__SUPPLIED INFORMATION__:
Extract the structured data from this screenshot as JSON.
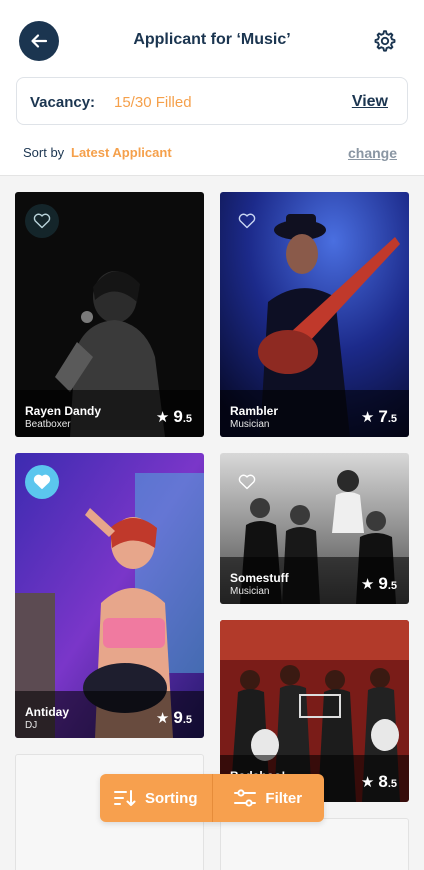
{
  "header": {
    "title": "Applicant for ‘Music’",
    "back_icon": "arrow-left-icon",
    "settings_icon": "gear-icon"
  },
  "vacancy": {
    "label": "Vacancy:",
    "value": "15/30 Filled",
    "view_label": "View"
  },
  "sort": {
    "prefix": "Sort by",
    "value": "Latest Applicant",
    "change_label": "change"
  },
  "applicants": [
    {
      "name": "Rayen Dandy",
      "role": "Beatboxer",
      "rating_int": "9",
      "rating_dec": ".5",
      "favorited": false
    },
    {
      "name": "Rambler",
      "role": "Musician",
      "rating_int": "7",
      "rating_dec": ".5",
      "favorited": false
    },
    {
      "name": "Antiday",
      "role": "DJ",
      "rating_int": "9",
      "rating_dec": ".5",
      "favorited": true
    },
    {
      "name": "Somestuff",
      "role": "Musician",
      "rating_int": "9",
      "rating_dec": ".5",
      "favorited": false
    },
    {
      "name": "Badaboo!",
      "role": "",
      "rating_int": "8",
      "rating_dec": ".5",
      "favorited": false
    }
  ],
  "bottom_bar": {
    "sorting_label": "Sorting",
    "filter_label": "Filter"
  },
  "colors": {
    "navy": "#1b3550",
    "accent": "#f5a04b",
    "favorite": "#5bc6ee"
  }
}
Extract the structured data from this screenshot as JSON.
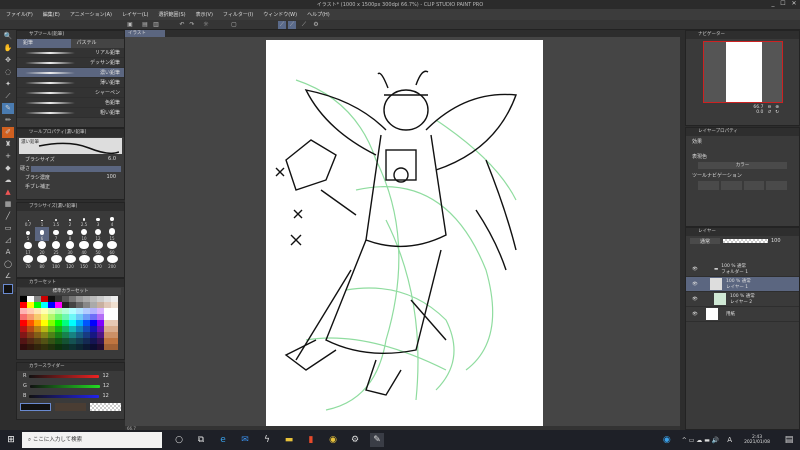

__GOAL OF THE EXERCISE__:
What is the number of lines above that contain the string "icon"? Answer with the number alone.

__PROBLEM SOLUTION__:
2